#### Prompt
Copy each line where the word "header" occurs.

[Stored data entries]
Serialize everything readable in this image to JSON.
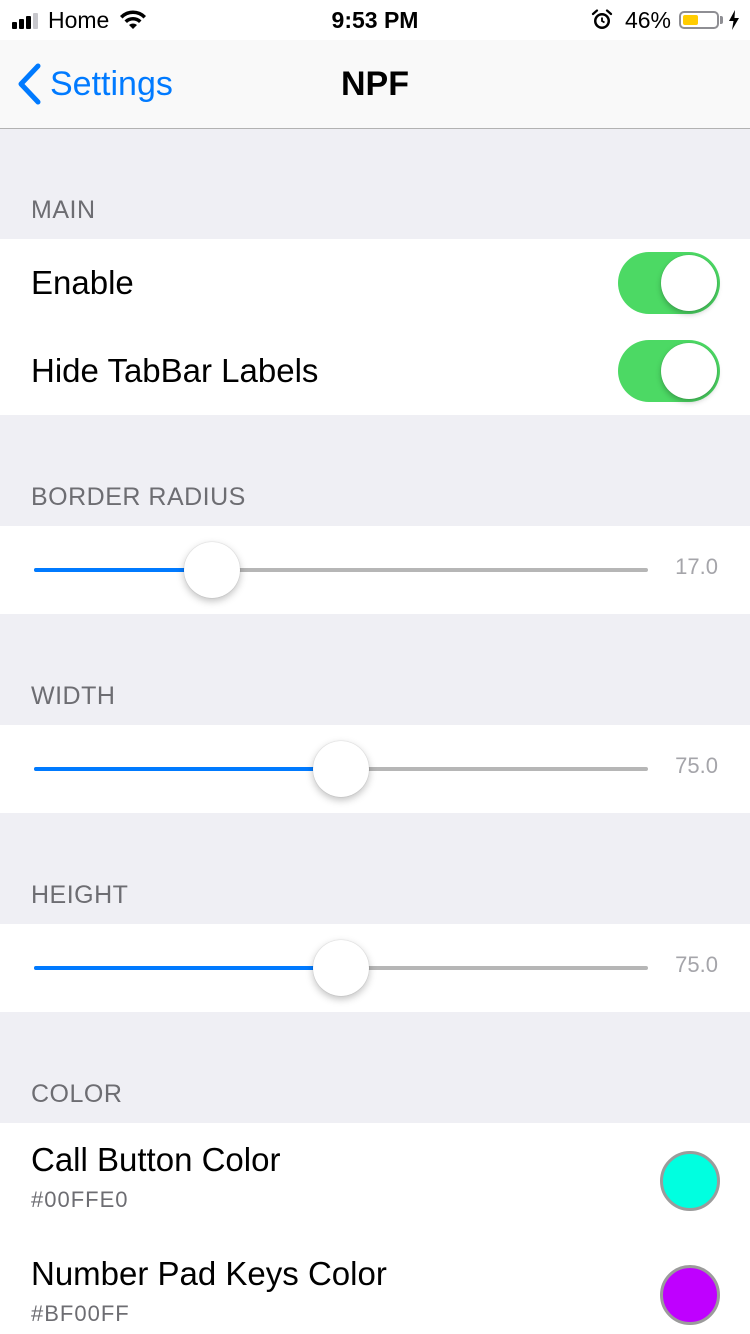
{
  "status_bar": {
    "carrier": "Home",
    "time": "9:53 PM",
    "battery_percent": "46%",
    "battery_level": 0.46,
    "icons": [
      "signal-icon",
      "wifi-icon",
      "alarm-icon",
      "battery-icon",
      "charging-bolt-icon"
    ]
  },
  "nav": {
    "back_label": "Settings",
    "title": "NPF"
  },
  "main": {
    "header": "MAIN",
    "toggles": [
      {
        "label": "Enable",
        "on": true
      },
      {
        "label": "Hide TabBar Labels",
        "on": true
      }
    ]
  },
  "border_radius": {
    "header": "BORDER RADIUS",
    "value": "17.0",
    "fraction": 0.29
  },
  "width": {
    "header": "WIDTH",
    "value": "75.0",
    "fraction": 0.5
  },
  "height": {
    "header": "HEIGHT",
    "value": "75.0",
    "fraction": 0.5
  },
  "color": {
    "header": "COLOR",
    "items": [
      {
        "title": "Call Button Color",
        "hex": "#00FFE0",
        "swatch": "#00FFE0"
      },
      {
        "title": "Number Pad Keys Color",
        "hex": "#BF00FF",
        "swatch": "#BF00FF"
      }
    ]
  },
  "colors": {
    "accent": "#007aff",
    "switch_on": "#4cd964",
    "background": "#efeff4"
  }
}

#### Solution below
    "header": "MAIN",
    "header": "BORDER RADIUS",
    "header": "WIDTH",
    "header": "HEIGHT",
    "header": "COLOR",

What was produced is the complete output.